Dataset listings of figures

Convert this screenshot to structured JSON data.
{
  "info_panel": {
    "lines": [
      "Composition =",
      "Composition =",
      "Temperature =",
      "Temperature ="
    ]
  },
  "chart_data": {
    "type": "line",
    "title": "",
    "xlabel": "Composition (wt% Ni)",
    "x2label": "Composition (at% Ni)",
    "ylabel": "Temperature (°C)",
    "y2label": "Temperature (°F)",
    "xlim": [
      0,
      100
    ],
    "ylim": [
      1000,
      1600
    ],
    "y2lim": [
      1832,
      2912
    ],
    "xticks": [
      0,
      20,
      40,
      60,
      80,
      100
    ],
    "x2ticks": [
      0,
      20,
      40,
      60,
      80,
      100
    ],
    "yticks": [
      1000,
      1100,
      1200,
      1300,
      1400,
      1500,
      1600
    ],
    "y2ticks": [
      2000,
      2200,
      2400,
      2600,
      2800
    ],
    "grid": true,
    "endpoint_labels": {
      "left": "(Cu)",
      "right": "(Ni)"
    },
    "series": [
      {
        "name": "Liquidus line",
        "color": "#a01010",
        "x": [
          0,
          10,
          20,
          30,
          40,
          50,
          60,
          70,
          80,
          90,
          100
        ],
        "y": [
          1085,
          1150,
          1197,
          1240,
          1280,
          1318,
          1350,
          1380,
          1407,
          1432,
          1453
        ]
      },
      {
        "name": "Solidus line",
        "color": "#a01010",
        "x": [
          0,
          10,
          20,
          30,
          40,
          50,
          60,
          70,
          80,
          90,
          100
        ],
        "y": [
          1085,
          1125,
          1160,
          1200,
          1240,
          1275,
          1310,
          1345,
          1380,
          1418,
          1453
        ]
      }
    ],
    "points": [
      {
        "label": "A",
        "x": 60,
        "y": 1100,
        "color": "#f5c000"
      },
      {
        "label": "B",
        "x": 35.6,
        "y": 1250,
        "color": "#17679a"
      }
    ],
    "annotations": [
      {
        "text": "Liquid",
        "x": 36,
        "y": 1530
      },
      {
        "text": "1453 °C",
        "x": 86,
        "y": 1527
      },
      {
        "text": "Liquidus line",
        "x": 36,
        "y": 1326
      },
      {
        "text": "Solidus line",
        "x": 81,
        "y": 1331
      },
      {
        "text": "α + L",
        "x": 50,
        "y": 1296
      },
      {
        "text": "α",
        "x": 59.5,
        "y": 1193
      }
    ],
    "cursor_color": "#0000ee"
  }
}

GOAL
Each line of the listing should be echoed back exactly.

TASK RESULT
Convert this screenshot to structured JSON data.
{
  "info_panel": {
    "lines": [
      "Composition =",
      "Composition =",
      "Temperature =",
      "Temperature ="
    ]
  },
  "chart_data": {
    "type": "line",
    "title": "",
    "xlabel": "Composition (wt% Ni)",
    "x2label": "Composition (at% Ni)",
    "ylabel": "Temperature (°C)",
    "y2label": "Temperature (°F)",
    "xlim": [
      0,
      100
    ],
    "ylim": [
      1000,
      1600
    ],
    "y2lim": [
      1832,
      2912
    ],
    "xticks": [
      0,
      20,
      40,
      60,
      80,
      100
    ],
    "x2ticks": [
      0,
      20,
      40,
      60,
      80,
      100
    ],
    "yticks": [
      1000,
      1100,
      1200,
      1300,
      1400,
      1500,
      1600
    ],
    "y2ticks": [
      2000,
      2200,
      2400,
      2600,
      2800
    ],
    "grid": true,
    "endpoint_labels": {
      "left": "(Cu)",
      "right": "(Ni)"
    },
    "series": [
      {
        "name": "Liquidus line",
        "color": "#a01010",
        "x": [
          0,
          10,
          20,
          30,
          40,
          50,
          60,
          70,
          80,
          90,
          100
        ],
        "y": [
          1085,
          1150,
          1197,
          1240,
          1280,
          1318,
          1350,
          1380,
          1407,
          1432,
          1453
        ]
      },
      {
        "name": "Solidus line",
        "color": "#a01010",
        "x": [
          0,
          10,
          20,
          30,
          40,
          50,
          60,
          70,
          80,
          90,
          100
        ],
        "y": [
          1085,
          1125,
          1160,
          1200,
          1240,
          1275,
          1310,
          1345,
          1380,
          1418,
          1453
        ]
      }
    ],
    "points": [
      {
        "label": "A",
        "x": 60,
        "y": 1100,
        "color": "#f5c000"
      },
      {
        "label": "B",
        "x": 35.6,
        "y": 1250,
        "color": "#17679a"
      }
    ],
    "annotations": [
      {
        "text": "Liquid",
        "x": 36,
        "y": 1530
      },
      {
        "text": "1453 °C",
        "x": 86,
        "y": 1527
      },
      {
        "text": "Liquidus line",
        "x": 36,
        "y": 1326
      },
      {
        "text": "Solidus line",
        "x": 81,
        "y": 1331
      },
      {
        "text": "α + L",
        "x": 50,
        "y": 1296
      },
      {
        "text": "α",
        "x": 59.5,
        "y": 1193
      }
    ],
    "cursor_color": "#0000ee"
  }
}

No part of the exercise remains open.